This technical article was originally published at NVIDIA’s website. It is reprinted here with the permission of NVIDIA.
AI workflows are complex. Building an AI application is no trivial task, as it takes various stakeholders with domain expertise to develop and deploy the application at scale. Data scientists and developers need easy access to software building blocks, such as models and containers, that are not only secure and highly performant, but which have the necessary underlying architecture to build their AI models. After an application is built, DevOps and IT managers need tools that can help them deploy and manage these applications seamlessly across various devices, located on-premises, on the cloud, or at the edge.
NVIDIA built the NGC Catalog to simplify and accelerate AI workflows by providing easy access to GPU-optimized software, such as the containers, pretrained models, application frameworks, and Helm charts needed to build your AI applications.
In this post, we show how you can use the NGC catalog and its core underlying features, such as collections, the NGC Private Registry, and AI building blocks to build and deploy a mask-detection application, as an example that shows the development-to-deployment pipeline
Streamlining the user journey
With the launch of NGC Collections, NVIDIA simplified the overall user experience and brought together the relevant containers, models, code, and Helm charts that you need, in one place, without you having to locate and coordinate various individual building blocks across the catalog.
Video 1. NGC Collections.
You can find NGC Collections for task-specific workloads, like automatic speech recognition or image classification, and industry SDKs, like NVIDIA Clara or Transfer Learning Toolkits (TLT). If you’re looking to build an application for object detection, then search for that collection in the catalog and you’ll find all the related assets in one place.
Prerequisites
To get started, here’s a checklist to complete before building the application:
- Configure a GPU instance:
- Install and configure the Docker runtime.
- Install and configure the NGC CLI.
Figure 1 shows the overall workflow for re-creating the entire example. You start with NGC Collections, download the relevant models and containers, retrain, optimize the model for inference, and then deploy it for inference using Helm charts.
Figure 1. Simplified workflow with NGC Collections.
Fetch and start the TLT container
As we described earlier, NGC Collections make building AI extremely seamless. We curate all the deep learning software applications, associated models, and code samples into one easy-to-use place so you can find everything that you need quickly and easily.
In the TLT collection, there’s a detailed overview that walks you through what TLT is, how it works, and where to get started. The Entities tab also lists all the NGC content that helps you work with TLT: containers, models, Helm charts, and other resources.
The first step is to fetch the TLT container from NGC onto the GPU instance. For more information about installing and configuring Docker, see Orientation and setup. For more information about the TLT container itself, from the TLT collection’s Entities tab, select the Transfer Learning Toolkits For Streaming Video Analytics container.

....

Exercise A>
Answer these questions about the NGC catalog article:
(i) Which tab in the TLT collection lists the NGC content for working with TLT?
(ii) What two task-specific workloads are given as examples of NGC Collections?
(iii) What three items make up the prerequisites checklist?
These rows are unrelated to the NGC catalog article.

Task input>

....

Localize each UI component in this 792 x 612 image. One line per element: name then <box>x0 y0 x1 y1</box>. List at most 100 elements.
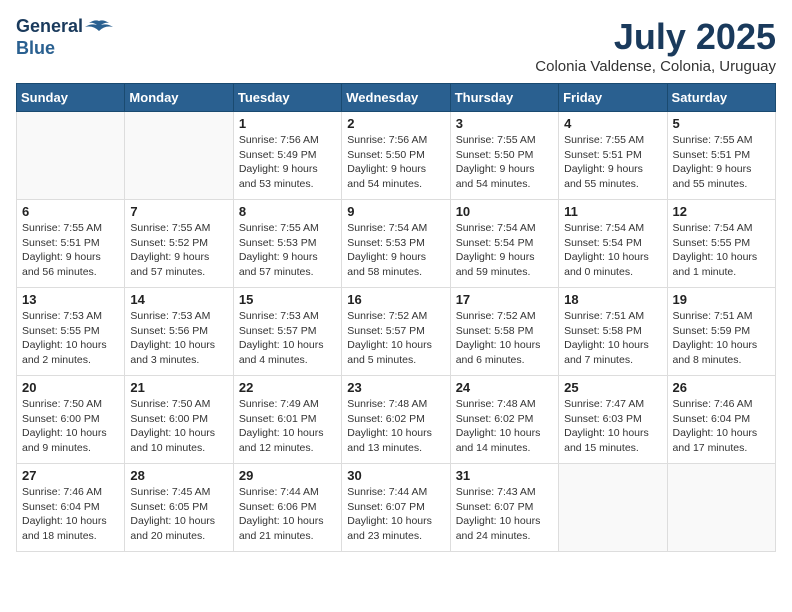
day-number: 18 <box>564 292 661 307</box>
day-info: Sunrise: 7:55 AMSunset: 5:51 PMDaylight:… <box>22 221 119 280</box>
day-info: Sunrise: 7:53 AMSunset: 5:55 PMDaylight:… <box>22 309 119 368</box>
day-info: Sunrise: 7:50 AMSunset: 6:00 PMDaylight:… <box>22 397 119 456</box>
day-number: 16 <box>347 292 444 307</box>
day-cell-w2-d7: 12 Sunrise: 7:54 AMSunset: 5:55 PMDayligh… <box>667 200 775 288</box>
day-number: 17 <box>456 292 553 307</box>
page-header: General Blue July 2025 Colonia Valdense,… <box>16 16 776 75</box>
day-number: 28 <box>130 468 227 483</box>
day-info: Sunrise: 7:52 AMSunset: 5:57 PMDaylight:… <box>347 309 444 368</box>
day-number: 27 <box>22 468 119 483</box>
day-info: Sunrise: 7:49 AMSunset: 6:01 PMDaylight:… <box>239 397 336 456</box>
header-wednesday: Wednesday <box>342 84 450 112</box>
day-info: Sunrise: 7:44 AMSunset: 6:07 PMDaylight:… <box>347 485 444 544</box>
logo-bird-icon <box>85 19 113 35</box>
day-cell-w3-d4: 16 Sunrise: 7:52 AMSunset: 5:57 PMDayligh… <box>342 288 450 376</box>
header-monday: Monday <box>125 84 233 112</box>
day-number: 15 <box>239 292 336 307</box>
day-number: 9 <box>347 204 444 219</box>
day-cell-w4-d5: 24Sunrise: 7:48 AMSunset: 6:02 PMDayligh… <box>450 376 558 464</box>
day-cell-w1-d2 <box>125 112 233 200</box>
header-friday: Friday <box>559 84 667 112</box>
day-cell-w5-d6 <box>559 464 667 552</box>
day-cell-w4-d1: 20 Sunrise: 7:50 AMSunset: 6:00 PMDayligh… <box>17 376 125 464</box>
day-cell-w1-d5: 3Sunrise: 7:55 AMSunset: 5:50 PMDaylight… <box>450 112 558 200</box>
day-cell-w3-d1: 13 Sunrise: 7:53 AMSunset: 5:55 PMDayligh… <box>17 288 125 376</box>
day-cell-w2-d5: 10 Sunrise: 7:54 AMSunset: 5:54 PMDayligh… <box>450 200 558 288</box>
day-info: Sunrise: 7:55 AMSunset: 5:51 PMDaylight:… <box>673 133 770 192</box>
day-info: Sunrise: 7:55 AMSunset: 5:52 PMDaylight:… <box>130 221 227 280</box>
day-number: 8 <box>239 204 336 219</box>
day-cell-w3-d7: 19Sunrise: 7:51 AMSunset: 5:59 PMDayligh… <box>667 288 775 376</box>
calendar-table: Sunday Monday Tuesday Wednesday Thursday… <box>16 83 776 552</box>
day-info: Sunrise: 7:56 AMSunset: 5:50 PMDaylight:… <box>347 133 444 192</box>
week-row-3: 13 Sunrise: 7:53 AMSunset: 5:55 PMDayligh… <box>17 288 776 376</box>
day-info: Sunrise: 7:52 AMSunset: 5:58 PMDaylight:… <box>456 309 553 368</box>
day-info: Sunrise: 7:55 AMSunset: 5:50 PMDaylight:… <box>456 133 553 192</box>
day-number: 26 <box>673 380 770 395</box>
week-row-1: 1 Sunrise: 7:56 AMSunset: 5:49 PMDaylight… <box>17 112 776 200</box>
week-row-2: 6 Sunrise: 7:55 AMSunset: 5:51 PMDaylight… <box>17 200 776 288</box>
title-section: July 2025 Colonia Valdense, Colonia, Uru… <box>535 16 776 75</box>
logo-text: General Blue <box>16 16 113 59</box>
calendar-header-row: Sunday Monday Tuesday Wednesday Thursday… <box>17 84 776 112</box>
day-info: Sunrise: 7:46 AMSunset: 6:04 PMDaylight:… <box>673 397 770 456</box>
day-info: Sunrise: 7:55 AMSunset: 5:53 PMDaylight:… <box>239 221 336 280</box>
day-number: 31 <box>456 468 553 483</box>
day-number: 21 <box>130 380 227 395</box>
day-number: 12 <box>673 204 770 219</box>
day-cell-w5-d2: 28 Sunrise: 7:45 AMSunset: 6:05 PMDayligh… <box>125 464 233 552</box>
day-number: 20 <box>22 380 119 395</box>
day-number: 25 <box>564 380 661 395</box>
day-cell-w2-d1: 6 Sunrise: 7:55 AMSunset: 5:51 PMDaylight… <box>17 200 125 288</box>
day-cell-w3-d5: 17 Sunrise: 7:52 AMSunset: 5:58 PMDayligh… <box>450 288 558 376</box>
header-saturday: Saturday <box>667 84 775 112</box>
logo: General Blue <box>16 16 113 59</box>
day-cell-w4-d4: 23Sunrise: 7:48 AMSunset: 6:02 PMDayligh… <box>342 376 450 464</box>
header-thursday: Thursday <box>450 84 558 112</box>
day-info: Sunrise: 7:44 AMSunset: 6:06 PMDaylight:… <box>239 485 336 544</box>
day-number: 2 <box>347 116 444 131</box>
day-info: Sunrise: 7:47 AMSunset: 6:03 PMDaylight:… <box>564 397 661 456</box>
day-info: Sunrise: 7:50 AMSunset: 6:00 PMDaylight:… <box>130 397 227 456</box>
day-number: 14 <box>130 292 227 307</box>
day-cell-w1-d3: 1 Sunrise: 7:56 AMSunset: 5:49 PMDaylight… <box>233 112 341 200</box>
day-number: 29 <box>239 468 336 483</box>
day-number: 13 <box>22 292 119 307</box>
week-row-4: 20 Sunrise: 7:50 AMSunset: 6:00 PMDayligh… <box>17 376 776 464</box>
day-number: 1 <box>239 116 336 131</box>
day-info: Sunrise: 7:48 AMSunset: 6:02 PMDaylight:… <box>456 397 553 456</box>
day-cell-w2-d4: 9Sunrise: 7:54 AMSunset: 5:53 PMDaylight… <box>342 200 450 288</box>
day-info: Sunrise: 7:43 AMSunset: 6:07 PMDaylight:… <box>456 485 553 544</box>
day-cell-w4-d7: 26 Sunrise: 7:46 AMSunset: 6:04 PMDayligh… <box>667 376 775 464</box>
day-info: Sunrise: 7:45 AMSunset: 6:05 PMDaylight:… <box>130 485 227 544</box>
day-info: Sunrise: 7:55 AMSunset: 5:51 PMDaylight:… <box>564 133 661 192</box>
day-info: Sunrise: 7:56 AMSunset: 5:49 PMDaylight:… <box>239 133 336 192</box>
header-tuesday: Tuesday <box>233 84 341 112</box>
day-number: 10 <box>456 204 553 219</box>
day-cell-w5-d4: 30 Sunrise: 7:44 AMSunset: 6:07 PMDayligh… <box>342 464 450 552</box>
day-cell-w1-d1 <box>17 112 125 200</box>
day-cell-w2-d6: 11Sunrise: 7:54 AMSunset: 5:54 PMDayligh… <box>559 200 667 288</box>
location-subtitle: Colonia Valdense, Colonia, Uruguay <box>535 58 776 75</box>
day-cell-w4-d3: 22 Sunrise: 7:49 AMSunset: 6:01 PMDayligh… <box>233 376 341 464</box>
day-cell-w1-d6: 4Sunrise: 7:55 AMSunset: 5:51 PMDaylight… <box>559 112 667 200</box>
day-cell-w2-d3: 8 Sunrise: 7:55 AMSunset: 5:53 PMDaylight… <box>233 200 341 288</box>
day-cell-w3-d2: 14Sunrise: 7:53 AMSunset: 5:56 PMDayligh… <box>125 288 233 376</box>
day-number: 22 <box>239 380 336 395</box>
day-cell-w5-d5: 31 Sunrise: 7:43 AMSunset: 6:07 PMDayligh… <box>450 464 558 552</box>
day-number: 7 <box>130 204 227 219</box>
week-row-5: 27 Sunrise: 7:46 AMSunset: 6:04 PMDayligh… <box>17 464 776 552</box>
day-number: 23 <box>347 380 444 395</box>
day-info: Sunrise: 7:54 AMSunset: 5:54 PMDaylight:… <box>456 221 553 280</box>
day-cell-w3-d6: 18Sunrise: 7:51 AMSunset: 5:58 PMDayligh… <box>559 288 667 376</box>
day-number: 30 <box>347 468 444 483</box>
day-info: Sunrise: 7:54 AMSunset: 5:55 PMDaylight:… <box>673 221 770 280</box>
month-title: July 2025 <box>535 16 776 58</box>
day-cell-w3-d3: 15 Sunrise: 7:53 AMSunset: 5:57 PMDayligh… <box>233 288 341 376</box>
day-info: Sunrise: 7:51 AMSunset: 5:59 PMDaylight:… <box>673 309 770 368</box>
day-info: Sunrise: 7:53 AMSunset: 5:57 PMDaylight:… <box>239 309 336 368</box>
day-info: Sunrise: 7:46 AMSunset: 6:04 PMDaylight:… <box>22 485 119 544</box>
day-cell-w5-d3: 29 Sunrise: 7:44 AMSunset: 6:06 PMDayligh… <box>233 464 341 552</box>
day-cell-w4-d2: 21 Sunrise: 7:50 AMSunset: 6:00 PMDayligh… <box>125 376 233 464</box>
day-number: 6 <box>22 204 119 219</box>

....

Exercise B> In the rows starting at the one containing "day-number: 18 <box>564 292 661 307</box>" and ending at the one containing "day-info: Sunrise: 7:53 AMSunset: 5:55", rename "Sunrise" to "Dawn", and give back only those rows.

Correct response A>
(i) The Entities tab.
(ii) Automatic speech recognition and image classification.
(iii) Configure a GPU instance, install and configure the Docker runtime, and install and configure the NGC CLI.

Correct response B>
day-number: 18 <box>564 292 661 307</box>
day-info: Dawn: 7:55 AMSunset: 5:51 PMDaylight:… <box>22 221 119 280</box>
day-info: Dawn: 7:53 AMSunset: 5:55 PMDaylight:… <box>22 309 119 368</box>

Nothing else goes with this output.